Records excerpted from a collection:
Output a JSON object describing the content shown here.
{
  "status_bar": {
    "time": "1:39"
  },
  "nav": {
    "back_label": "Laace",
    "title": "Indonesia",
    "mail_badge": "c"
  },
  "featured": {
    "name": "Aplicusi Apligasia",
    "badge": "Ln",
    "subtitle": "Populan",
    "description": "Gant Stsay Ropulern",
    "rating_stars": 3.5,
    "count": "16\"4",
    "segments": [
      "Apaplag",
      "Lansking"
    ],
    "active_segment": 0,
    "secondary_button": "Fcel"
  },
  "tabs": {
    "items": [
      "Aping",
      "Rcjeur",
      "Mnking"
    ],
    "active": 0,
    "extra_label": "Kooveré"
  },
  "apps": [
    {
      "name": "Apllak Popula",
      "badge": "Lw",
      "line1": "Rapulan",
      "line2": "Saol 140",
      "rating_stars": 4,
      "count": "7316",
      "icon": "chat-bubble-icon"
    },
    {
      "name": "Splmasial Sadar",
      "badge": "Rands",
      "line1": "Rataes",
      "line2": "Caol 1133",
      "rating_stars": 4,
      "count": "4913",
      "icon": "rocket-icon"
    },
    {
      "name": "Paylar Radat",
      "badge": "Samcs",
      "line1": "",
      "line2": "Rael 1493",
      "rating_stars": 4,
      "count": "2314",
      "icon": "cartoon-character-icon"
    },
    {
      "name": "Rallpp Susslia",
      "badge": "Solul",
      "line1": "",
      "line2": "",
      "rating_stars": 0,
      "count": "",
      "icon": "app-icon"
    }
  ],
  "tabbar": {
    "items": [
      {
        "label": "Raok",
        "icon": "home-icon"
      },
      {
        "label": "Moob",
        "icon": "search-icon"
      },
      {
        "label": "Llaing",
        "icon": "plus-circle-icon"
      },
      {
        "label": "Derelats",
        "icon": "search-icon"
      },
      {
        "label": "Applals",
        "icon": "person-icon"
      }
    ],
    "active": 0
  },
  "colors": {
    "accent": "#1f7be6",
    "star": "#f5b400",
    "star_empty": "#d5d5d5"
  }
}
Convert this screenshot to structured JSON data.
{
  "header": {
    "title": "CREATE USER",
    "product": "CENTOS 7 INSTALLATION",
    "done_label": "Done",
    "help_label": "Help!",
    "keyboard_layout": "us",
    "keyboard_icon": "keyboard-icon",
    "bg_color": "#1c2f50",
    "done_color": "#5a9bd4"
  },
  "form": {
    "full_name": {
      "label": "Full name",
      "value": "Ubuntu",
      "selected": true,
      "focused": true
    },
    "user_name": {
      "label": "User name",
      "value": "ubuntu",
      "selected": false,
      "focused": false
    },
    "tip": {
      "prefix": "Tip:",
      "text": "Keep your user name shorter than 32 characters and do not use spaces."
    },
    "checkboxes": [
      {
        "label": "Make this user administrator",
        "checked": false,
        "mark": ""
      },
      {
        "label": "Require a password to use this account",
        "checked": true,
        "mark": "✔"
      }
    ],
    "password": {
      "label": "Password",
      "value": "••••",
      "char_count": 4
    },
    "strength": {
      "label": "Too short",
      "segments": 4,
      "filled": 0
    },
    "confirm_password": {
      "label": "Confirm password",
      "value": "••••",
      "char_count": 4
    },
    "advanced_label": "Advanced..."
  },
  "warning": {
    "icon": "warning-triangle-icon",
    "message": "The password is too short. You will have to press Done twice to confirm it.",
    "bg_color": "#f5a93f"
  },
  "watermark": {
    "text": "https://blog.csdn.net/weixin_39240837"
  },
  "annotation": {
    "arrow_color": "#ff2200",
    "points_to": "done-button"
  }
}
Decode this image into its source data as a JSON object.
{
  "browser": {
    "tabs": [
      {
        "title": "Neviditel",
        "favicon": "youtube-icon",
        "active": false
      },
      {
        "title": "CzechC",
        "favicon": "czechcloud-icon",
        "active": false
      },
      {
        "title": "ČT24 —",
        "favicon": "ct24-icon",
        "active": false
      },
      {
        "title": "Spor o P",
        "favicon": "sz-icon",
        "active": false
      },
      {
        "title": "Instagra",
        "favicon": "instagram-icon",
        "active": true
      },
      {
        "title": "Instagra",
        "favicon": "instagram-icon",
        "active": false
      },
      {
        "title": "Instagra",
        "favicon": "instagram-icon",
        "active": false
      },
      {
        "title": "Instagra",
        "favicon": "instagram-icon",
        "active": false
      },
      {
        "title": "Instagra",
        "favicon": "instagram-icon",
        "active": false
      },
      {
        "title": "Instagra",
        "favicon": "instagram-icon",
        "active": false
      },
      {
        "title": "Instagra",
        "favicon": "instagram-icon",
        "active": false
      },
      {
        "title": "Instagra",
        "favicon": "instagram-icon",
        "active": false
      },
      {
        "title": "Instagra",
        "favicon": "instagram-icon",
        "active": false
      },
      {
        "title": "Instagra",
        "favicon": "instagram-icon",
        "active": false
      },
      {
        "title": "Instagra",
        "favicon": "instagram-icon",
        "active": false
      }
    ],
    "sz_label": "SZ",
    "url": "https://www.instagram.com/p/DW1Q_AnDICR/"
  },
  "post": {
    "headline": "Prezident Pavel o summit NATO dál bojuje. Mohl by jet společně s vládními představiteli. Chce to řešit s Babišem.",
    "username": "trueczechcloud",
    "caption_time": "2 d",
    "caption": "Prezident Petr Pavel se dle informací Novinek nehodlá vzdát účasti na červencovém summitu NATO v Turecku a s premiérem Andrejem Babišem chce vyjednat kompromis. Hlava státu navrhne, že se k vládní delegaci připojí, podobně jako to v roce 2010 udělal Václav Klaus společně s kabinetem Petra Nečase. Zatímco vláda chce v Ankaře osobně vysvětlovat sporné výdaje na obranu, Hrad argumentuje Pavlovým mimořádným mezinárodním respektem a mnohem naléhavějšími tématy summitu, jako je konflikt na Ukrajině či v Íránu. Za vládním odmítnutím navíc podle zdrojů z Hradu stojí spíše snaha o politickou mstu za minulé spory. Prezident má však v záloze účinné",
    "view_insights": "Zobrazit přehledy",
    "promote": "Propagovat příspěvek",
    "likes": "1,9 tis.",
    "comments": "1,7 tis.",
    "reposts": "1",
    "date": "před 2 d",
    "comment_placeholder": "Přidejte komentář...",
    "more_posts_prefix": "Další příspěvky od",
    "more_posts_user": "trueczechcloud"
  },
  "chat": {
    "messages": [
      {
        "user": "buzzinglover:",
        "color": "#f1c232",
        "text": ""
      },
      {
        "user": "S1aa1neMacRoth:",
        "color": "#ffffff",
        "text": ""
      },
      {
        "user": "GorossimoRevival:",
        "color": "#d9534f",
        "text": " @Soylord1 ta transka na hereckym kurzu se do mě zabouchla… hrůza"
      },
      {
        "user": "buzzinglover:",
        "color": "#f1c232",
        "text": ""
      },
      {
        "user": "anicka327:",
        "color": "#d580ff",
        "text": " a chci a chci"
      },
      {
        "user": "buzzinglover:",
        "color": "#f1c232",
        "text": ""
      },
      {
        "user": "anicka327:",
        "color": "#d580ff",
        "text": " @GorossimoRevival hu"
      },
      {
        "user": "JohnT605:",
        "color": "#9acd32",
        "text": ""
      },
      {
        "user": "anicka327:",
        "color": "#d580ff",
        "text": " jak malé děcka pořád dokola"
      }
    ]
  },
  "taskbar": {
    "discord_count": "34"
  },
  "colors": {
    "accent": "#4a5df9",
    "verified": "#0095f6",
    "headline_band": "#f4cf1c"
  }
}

**YOUR OBJECTIVE**. Take each line containing the string "NATO" and copy it out.

**EXERCISE RESPONSE**.
    "headline": "Prezident Pavel o summit NATO dál bojuje. Mohl by jet společně s vládními představiteli. Chce to řešit s Babišem.",
    "caption": "Prezident Petr Pavel se dle informací Novinek nehodlá vzdát účasti na červencovém summitu NATO v Turecku a s premiérem Andrejem Babišem chce vyjednat kompromis. Hlava státu navrhne, že se k vládní delegaci připojí, podobně jako to v roce 2010 udělal Václav Klaus společně s kabinetem Petra Nečase. Zatímco vláda chce v Ankaře osobně vysvětlovat sporné výdaje na obranu, Hrad argumentuje Pavlovým mimořádným mezinárodním respektem a mnohem naléhavějšími tématy summitu, jako je konflikt na Ukrajině či v Íránu. Za vládním odmítnutím navíc podle zdrojů z Hradu stojí spíše snaha o politickou mstu za minulé spory. Prezident má však v záloze účinné",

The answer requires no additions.